#### Exercise task
Word for word, copy all the data and drop the pictures.

#### Data extract
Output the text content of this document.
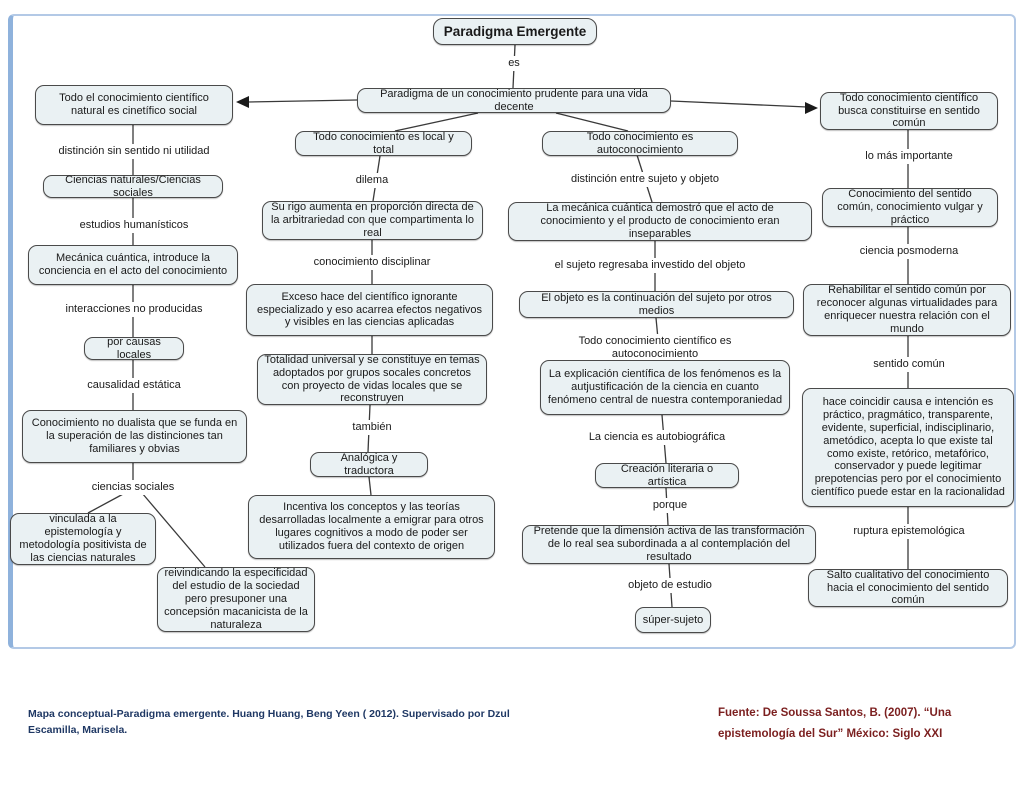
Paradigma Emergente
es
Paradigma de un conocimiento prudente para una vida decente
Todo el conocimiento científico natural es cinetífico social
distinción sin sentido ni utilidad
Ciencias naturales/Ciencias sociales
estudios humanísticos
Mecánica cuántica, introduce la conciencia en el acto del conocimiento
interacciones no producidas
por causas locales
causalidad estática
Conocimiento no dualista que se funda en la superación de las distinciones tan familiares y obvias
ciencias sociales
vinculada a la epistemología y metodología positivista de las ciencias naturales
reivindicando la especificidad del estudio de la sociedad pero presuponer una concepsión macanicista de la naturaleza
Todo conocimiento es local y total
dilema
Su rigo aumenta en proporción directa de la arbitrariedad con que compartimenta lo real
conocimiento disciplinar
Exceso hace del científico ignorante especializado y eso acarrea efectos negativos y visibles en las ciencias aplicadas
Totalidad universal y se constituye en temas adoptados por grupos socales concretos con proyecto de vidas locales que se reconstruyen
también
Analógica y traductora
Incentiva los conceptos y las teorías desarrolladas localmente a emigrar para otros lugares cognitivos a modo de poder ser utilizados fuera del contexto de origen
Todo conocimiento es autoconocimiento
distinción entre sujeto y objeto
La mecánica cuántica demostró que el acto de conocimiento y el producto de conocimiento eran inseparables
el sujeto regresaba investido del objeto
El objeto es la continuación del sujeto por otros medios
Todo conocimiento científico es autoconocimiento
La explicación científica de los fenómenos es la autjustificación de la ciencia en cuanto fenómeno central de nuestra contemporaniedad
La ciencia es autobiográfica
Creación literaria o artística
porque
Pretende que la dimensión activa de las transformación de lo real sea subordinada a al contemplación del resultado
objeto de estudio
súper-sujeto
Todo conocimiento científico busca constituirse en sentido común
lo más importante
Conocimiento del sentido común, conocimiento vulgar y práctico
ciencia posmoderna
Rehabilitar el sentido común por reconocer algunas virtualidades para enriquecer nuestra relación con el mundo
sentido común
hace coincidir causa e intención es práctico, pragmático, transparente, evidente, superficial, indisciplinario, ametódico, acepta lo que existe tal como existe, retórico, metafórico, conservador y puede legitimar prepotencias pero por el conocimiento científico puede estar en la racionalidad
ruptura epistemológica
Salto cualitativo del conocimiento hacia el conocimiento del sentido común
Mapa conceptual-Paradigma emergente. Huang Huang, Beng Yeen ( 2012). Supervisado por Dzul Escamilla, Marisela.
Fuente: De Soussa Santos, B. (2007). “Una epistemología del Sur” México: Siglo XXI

#### Task output
Output the text content of this document.
Paradigma Emergente
es
Paradigma de un conocimiento prudente para una vida decente
Todo el conocimiento científico natural es cinetífico social
distinción sin sentido ni utilidad
Ciencias naturales/Ciencias sociales
estudios humanísticos
Mecánica cuántica, introduce la conciencia en el acto del conocimiento
interacciones no producidas
por causas locales
causalidad estática
Conocimiento no dualista que se funda en la superación de las distinciones tan familiares y obvias
ciencias sociales
vinculada a la epistemología y metodología positivista de las ciencias naturales
reivindicando la especificidad del estudio de la sociedad pero presuponer una concepsión macanicista de la naturaleza
Todo conocimiento es local y total
dilema
Su rigo aumenta en proporción directa de la arbitrariedad con que compartimenta lo real
conocimiento disciplinar
Exceso hace del científico ignorante especializado y eso acarrea efectos negativos y visibles en las ciencias aplicadas
Totalidad universal y se constituye en temas adoptados por grupos socales concretos con proyecto de vidas locales que se reconstruyen
también
Analógica y traductora
Incentiva los conceptos y las teorías desarrolladas localmente a emigrar para otros lugares cognitivos a modo de poder ser utilizados fuera del contexto de origen
Todo conocimiento es autoconocimiento
distinción entre sujeto y objeto
La mecánica cuántica demostró que el acto de conocimiento y el producto de conocimiento eran inseparables
el sujeto regresaba investido del objeto
El objeto es la continuación del sujeto por otros medios
Todo conocimiento científico es autoconocimiento
La explicación científica de los fenómenos es la autjustificación de la ciencia en cuanto fenómeno central de nuestra contemporaniedad
La ciencia es autobiográfica
Creación literaria o artística
porque
Pretende que la dimensión activa de las transformación de lo real sea subordinada a al contemplación del resultado
objeto de estudio
súper-sujeto
Todo conocimiento científico busca constituirse en sentido común
lo más importante
Conocimiento del sentido común, conocimiento vulgar y práctico
ciencia posmoderna
Rehabilitar el sentido común por reconocer algunas virtualidades para enriquecer nuestra relación con el mundo
sentido común
hace coincidir causa e intención es práctico, pragmático, transparente, evidente, superficial, indisciplinario, ametódico, acepta lo que existe tal como existe, retórico, metafórico, conservador y puede legitimar prepotencias pero por el conocimiento científico puede estar en la racionalidad
ruptura epistemológica
Salto cualitativo del conocimiento hacia el conocimiento del sentido común
Mapa conceptual-Paradigma emergente. Huang Huang, Beng Yeen ( 2012). Supervisado por Dzul Escamilla, Marisela.
Fuente: De Soussa Santos, B. (2007). “Una epistemología del Sur” México: Siglo XXI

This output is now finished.